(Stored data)
-- Start --

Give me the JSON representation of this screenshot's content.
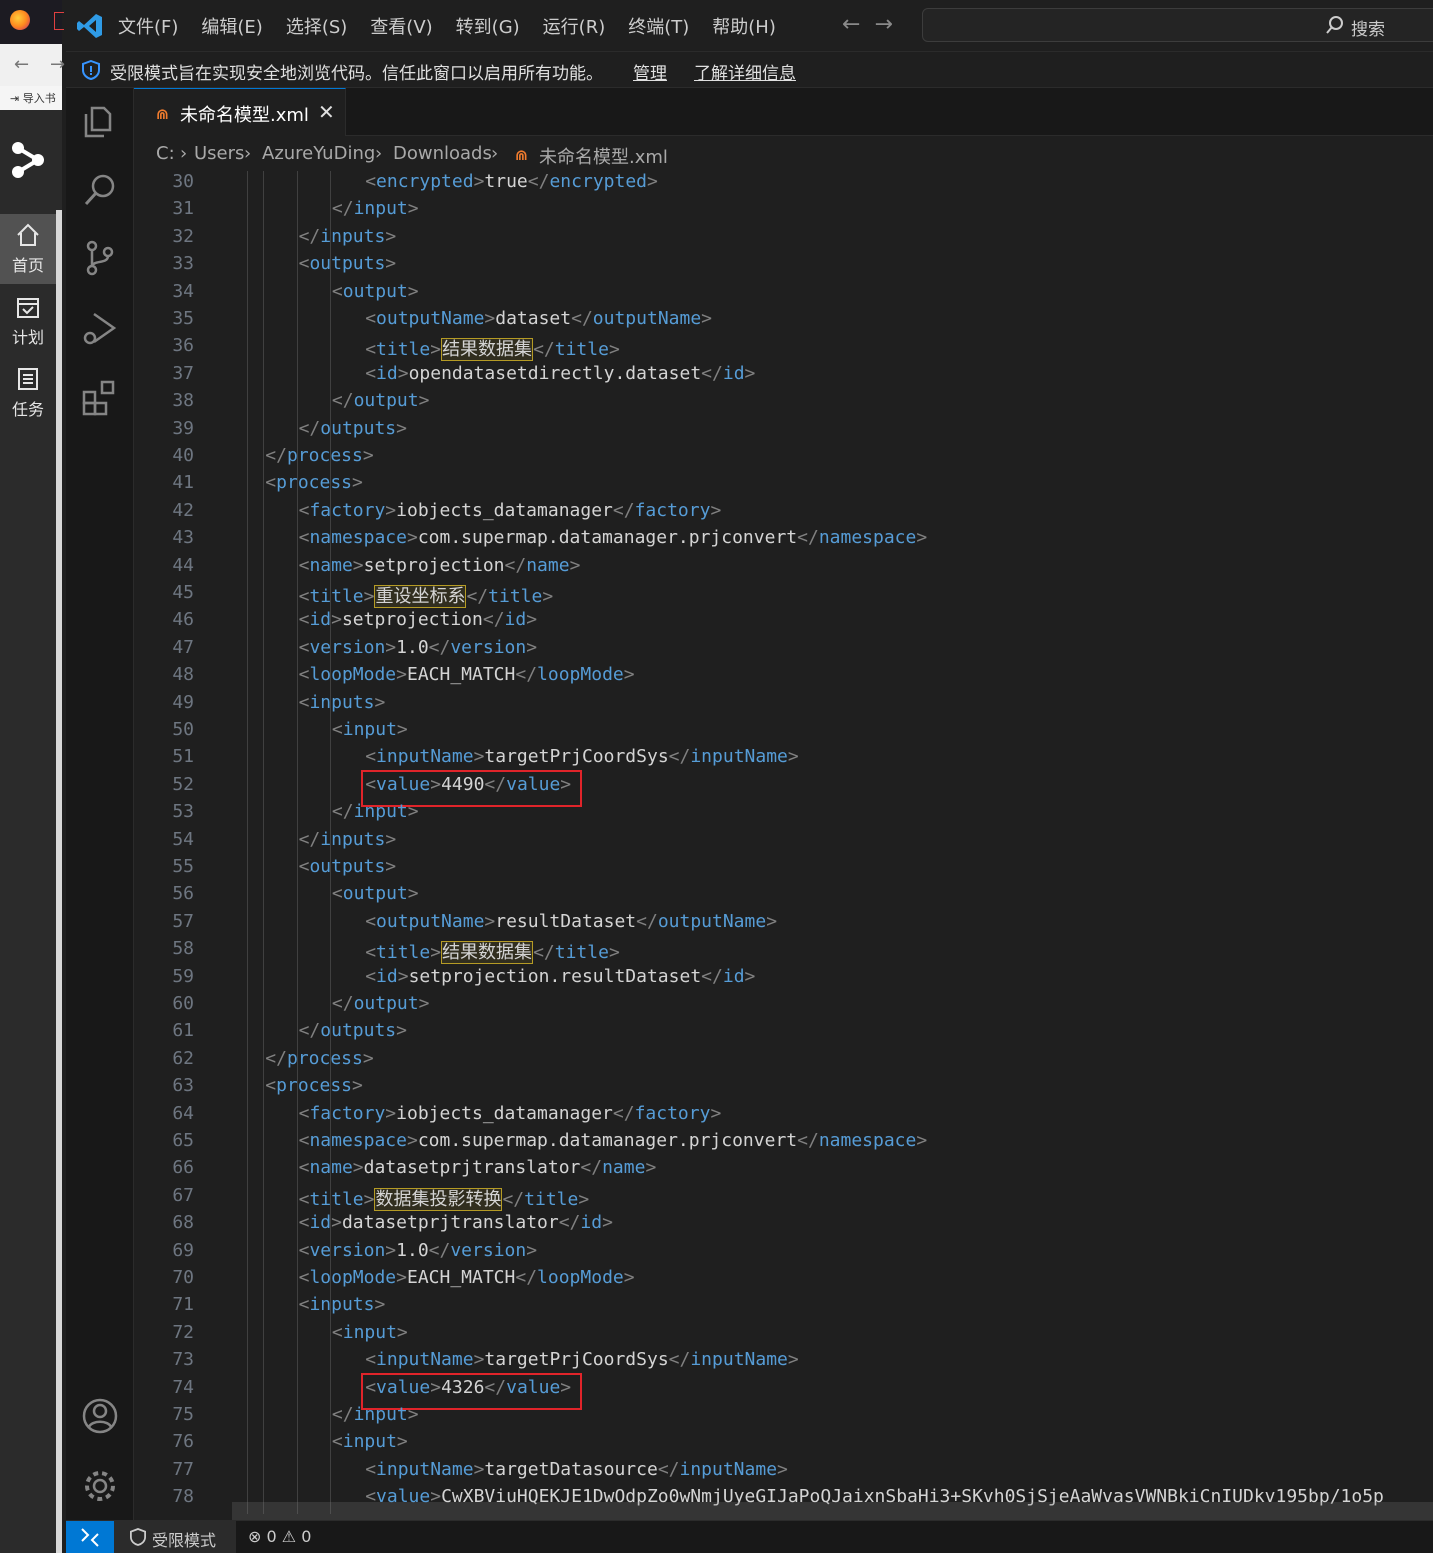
{
  "outer_app": {
    "import_label": "导入书",
    "sidebar": [
      {
        "label": "首页",
        "icon": "home-icon"
      },
      {
        "label": "计划",
        "icon": "calendar-check-icon"
      },
      {
        "label": "任务",
        "icon": "list-icon"
      }
    ]
  },
  "titlebar": {
    "menu": [
      "文件(F)",
      "编辑(E)",
      "选择(S)",
      "查看(V)",
      "转到(G)",
      "运行(R)",
      "终端(T)",
      "帮助(H)"
    ],
    "search_label": "搜索"
  },
  "banner": {
    "message": "受限模式旨在实现安全地浏览代码。信任此窗口以启用所有功能。",
    "manage": "管理",
    "learn_more": "了解详细信息"
  },
  "tab": {
    "label": "未命名模型.xml",
    "close": "✕"
  },
  "breadcrumbs": [
    "C:",
    "Users",
    "AzureYuDing",
    "Downloads",
    "未命名模型.xml"
  ],
  "editor": {
    "lines": [
      {
        "n": "30",
        "indent": 8,
        "tag": "encrypted",
        "text": "true"
      },
      {
        "n": "31",
        "indent": 6,
        "close": "input"
      },
      {
        "n": "32",
        "indent": 4,
        "close": "inputs"
      },
      {
        "n": "33",
        "indent": 4,
        "open": "outputs"
      },
      {
        "n": "34",
        "indent": 6,
        "open": "output"
      },
      {
        "n": "35",
        "indent": 8,
        "tag": "outputName",
        "text": "dataset"
      },
      {
        "n": "36",
        "indent": 8,
        "tag": "title",
        "text": "结果数据集",
        "highlight": true
      },
      {
        "n": "37",
        "indent": 8,
        "tag": "id",
        "text": "opendatasetdirectly.dataset"
      },
      {
        "n": "38",
        "indent": 6,
        "close": "output"
      },
      {
        "n": "39",
        "indent": 4,
        "close": "outputs"
      },
      {
        "n": "40",
        "indent": 2,
        "close": "process"
      },
      {
        "n": "41",
        "indent": 2,
        "open": "process"
      },
      {
        "n": "42",
        "indent": 4,
        "tag": "factory",
        "text": "iobjects_datamanager"
      },
      {
        "n": "43",
        "indent": 4,
        "tag": "namespace",
        "text": "com.supermap.datamanager.prjconvert"
      },
      {
        "n": "44",
        "indent": 4,
        "tag": "name",
        "text": "setprojection"
      },
      {
        "n": "45",
        "indent": 4,
        "tag": "title",
        "text": "重设坐标系",
        "highlight": true
      },
      {
        "n": "46",
        "indent": 4,
        "tag": "id",
        "text": "setprojection"
      },
      {
        "n": "47",
        "indent": 4,
        "tag": "version",
        "text": "1.0"
      },
      {
        "n": "48",
        "indent": 4,
        "tag": "loopMode",
        "text": "EACH_MATCH"
      },
      {
        "n": "49",
        "indent": 4,
        "open": "inputs"
      },
      {
        "n": "50",
        "indent": 6,
        "open": "input"
      },
      {
        "n": "51",
        "indent": 8,
        "tag": "inputName",
        "text": "targetPrjCoordSys"
      },
      {
        "n": "52",
        "indent": 8,
        "tag": "value",
        "text": "4490",
        "boxed": true
      },
      {
        "n": "53",
        "indent": 6,
        "close": "input"
      },
      {
        "n": "54",
        "indent": 4,
        "close": "inputs"
      },
      {
        "n": "55",
        "indent": 4,
        "open": "outputs"
      },
      {
        "n": "56",
        "indent": 6,
        "open": "output"
      },
      {
        "n": "57",
        "indent": 8,
        "tag": "outputName",
        "text": "resultDataset"
      },
      {
        "n": "58",
        "indent": 8,
        "tag": "title",
        "text": "结果数据集",
        "highlight": true
      },
      {
        "n": "59",
        "indent": 8,
        "tag": "id",
        "text": "setprojection.resultDataset"
      },
      {
        "n": "60",
        "indent": 6,
        "close": "output"
      },
      {
        "n": "61",
        "indent": 4,
        "close": "outputs"
      },
      {
        "n": "62",
        "indent": 2,
        "close": "process"
      },
      {
        "n": "63",
        "indent": 2,
        "open": "process"
      },
      {
        "n": "64",
        "indent": 4,
        "tag": "factory",
        "text": "iobjects_datamanager"
      },
      {
        "n": "65",
        "indent": 4,
        "tag": "namespace",
        "text": "com.supermap.datamanager.prjconvert"
      },
      {
        "n": "66",
        "indent": 4,
        "tag": "name",
        "text": "datasetprjtranslator"
      },
      {
        "n": "67",
        "indent": 4,
        "tag": "title",
        "text": "数据集投影转换",
        "highlight": true
      },
      {
        "n": "68",
        "indent": 4,
        "tag": "id",
        "text": "datasetprjtranslator"
      },
      {
        "n": "69",
        "indent": 4,
        "tag": "version",
        "text": "1.0"
      },
      {
        "n": "70",
        "indent": 4,
        "tag": "loopMode",
        "text": "EACH_MATCH"
      },
      {
        "n": "71",
        "indent": 4,
        "open": "inputs"
      },
      {
        "n": "72",
        "indent": 6,
        "open": "input"
      },
      {
        "n": "73",
        "indent": 8,
        "tag": "inputName",
        "text": "targetPrjCoordSys"
      },
      {
        "n": "74",
        "indent": 8,
        "tag": "value",
        "text": "4326",
        "boxed": true
      },
      {
        "n": "75",
        "indent": 6,
        "close": "input"
      },
      {
        "n": "76",
        "indent": 6,
        "open": "input"
      },
      {
        "n": "77",
        "indent": 8,
        "tag": "inputName",
        "text": "targetDatasource"
      },
      {
        "n": "78",
        "indent": 8,
        "tag": "value",
        "text": "CwXBViuHQEKJE1DwOdpZo0wNmjUyeGIJaPoQJaixnSbaHi3+SKvh0SjSjeAaWvasVWNBkiCnIUDkv195bp/1o5p",
        "open_only": true
      }
    ]
  },
  "statusbar": {
    "restricted": "受限模式",
    "errors": "0",
    "warnings": "0"
  }
}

-- End --

[Your instructions]:
Transcribe the listing in full and omit the pictures.

[Completed exercise]:
Give me the JSON representation of this screenshot's content.
{
  "outer_app": {
    "import_label": "导入书",
    "sidebar": [
      {
        "label": "首页",
        "icon": "home-icon"
      },
      {
        "label": "计划",
        "icon": "calendar-check-icon"
      },
      {
        "label": "任务",
        "icon": "list-icon"
      }
    ]
  },
  "titlebar": {
    "menu": [
      "文件(F)",
      "编辑(E)",
      "选择(S)",
      "查看(V)",
      "转到(G)",
      "运行(R)",
      "终端(T)",
      "帮助(H)"
    ],
    "search_label": "搜索"
  },
  "banner": {
    "message": "受限模式旨在实现安全地浏览代码。信任此窗口以启用所有功能。",
    "manage": "管理",
    "learn_more": "了解详细信息"
  },
  "tab": {
    "label": "未命名模型.xml",
    "close": "✕"
  },
  "breadcrumbs": [
    "C:",
    "Users",
    "AzureYuDing",
    "Downloads",
    "未命名模型.xml"
  ],
  "editor": {
    "lines": [
      {
        "n": "30",
        "indent": 8,
        "tag": "encrypted",
        "text": "true"
      },
      {
        "n": "31",
        "indent": 6,
        "close": "input"
      },
      {
        "n": "32",
        "indent": 4,
        "close": "inputs"
      },
      {
        "n": "33",
        "indent": 4,
        "open": "outputs"
      },
      {
        "n": "34",
        "indent": 6,
        "open": "output"
      },
      {
        "n": "35",
        "indent": 8,
        "tag": "outputName",
        "text": "dataset"
      },
      {
        "n": "36",
        "indent": 8,
        "tag": "title",
        "text": "结果数据集",
        "highlight": true
      },
      {
        "n": "37",
        "indent": 8,
        "tag": "id",
        "text": "opendatasetdirectly.dataset"
      },
      {
        "n": "38",
        "indent": 6,
        "close": "output"
      },
      {
        "n": "39",
        "indent": 4,
        "close": "outputs"
      },
      {
        "n": "40",
        "indent": 2,
        "close": "process"
      },
      {
        "n": "41",
        "indent": 2,
        "open": "process"
      },
      {
        "n": "42",
        "indent": 4,
        "tag": "factory",
        "text": "iobjects_datamanager"
      },
      {
        "n": "43",
        "indent": 4,
        "tag": "namespace",
        "text": "com.supermap.datamanager.prjconvert"
      },
      {
        "n": "44",
        "indent": 4,
        "tag": "name",
        "text": "setprojection"
      },
      {
        "n": "45",
        "indent": 4,
        "tag": "title",
        "text": "重设坐标系",
        "highlight": true
      },
      {
        "n": "46",
        "indent": 4,
        "tag": "id",
        "text": "setprojection"
      },
      {
        "n": "47",
        "indent": 4,
        "tag": "version",
        "text": "1.0"
      },
      {
        "n": "48",
        "indent": 4,
        "tag": "loopMode",
        "text": "EACH_MATCH"
      },
      {
        "n": "49",
        "indent": 4,
        "open": "inputs"
      },
      {
        "n": "50",
        "indent": 6,
        "open": "input"
      },
      {
        "n": "51",
        "indent": 8,
        "tag": "inputName",
        "text": "targetPrjCoordSys"
      },
      {
        "n": "52",
        "indent": 8,
        "tag": "value",
        "text": "4490",
        "boxed": true
      },
      {
        "n": "53",
        "indent": 6,
        "close": "input"
      },
      {
        "n": "54",
        "indent": 4,
        "close": "inputs"
      },
      {
        "n": "55",
        "indent": 4,
        "open": "outputs"
      },
      {
        "n": "56",
        "indent": 6,
        "open": "output"
      },
      {
        "n": "57",
        "indent": 8,
        "tag": "outputName",
        "text": "resultDataset"
      },
      {
        "n": "58",
        "indent": 8,
        "tag": "title",
        "text": "结果数据集",
        "highlight": true
      },
      {
        "n": "59",
        "indent": 8,
        "tag": "id",
        "text": "setprojection.resultDataset"
      },
      {
        "n": "60",
        "indent": 6,
        "close": "output"
      },
      {
        "n": "61",
        "indent": 4,
        "close": "outputs"
      },
      {
        "n": "62",
        "indent": 2,
        "close": "process"
      },
      {
        "n": "63",
        "indent": 2,
        "open": "process"
      },
      {
        "n": "64",
        "indent": 4,
        "tag": "factory",
        "text": "iobjects_datamanager"
      },
      {
        "n": "65",
        "indent": 4,
        "tag": "namespace",
        "text": "com.supermap.datamanager.prjconvert"
      },
      {
        "n": "66",
        "indent": 4,
        "tag": "name",
        "text": "datasetprjtranslator"
      },
      {
        "n": "67",
        "indent": 4,
        "tag": "title",
        "text": "数据集投影转换",
        "highlight": true
      },
      {
        "n": "68",
        "indent": 4,
        "tag": "id",
        "text": "datasetprjtranslator"
      },
      {
        "n": "69",
        "indent": 4,
        "tag": "version",
        "text": "1.0"
      },
      {
        "n": "70",
        "indent": 4,
        "tag": "loopMode",
        "text": "EACH_MATCH"
      },
      {
        "n": "71",
        "indent": 4,
        "open": "inputs"
      },
      {
        "n": "72",
        "indent": 6,
        "open": "input"
      },
      {
        "n": "73",
        "indent": 8,
        "tag": "inputName",
        "text": "targetPrjCoordSys"
      },
      {
        "n": "74",
        "indent": 8,
        "tag": "value",
        "text": "4326",
        "boxed": true
      },
      {
        "n": "75",
        "indent": 6,
        "close": "input"
      },
      {
        "n": "76",
        "indent": 6,
        "open": "input"
      },
      {
        "n": "77",
        "indent": 8,
        "tag": "inputName",
        "text": "targetDatasource"
      },
      {
        "n": "78",
        "indent": 8,
        "tag": "value",
        "text": "CwXBViuHQEKJE1DwOdpZo0wNmjUyeGIJaPoQJaixnSbaHi3+SKvh0SjSjeAaWvasVWNBkiCnIUDkv195bp/1o5p",
        "open_only": true
      }
    ]
  },
  "statusbar": {
    "restricted": "受限模式",
    "errors": "0",
    "warnings": "0"
  }
}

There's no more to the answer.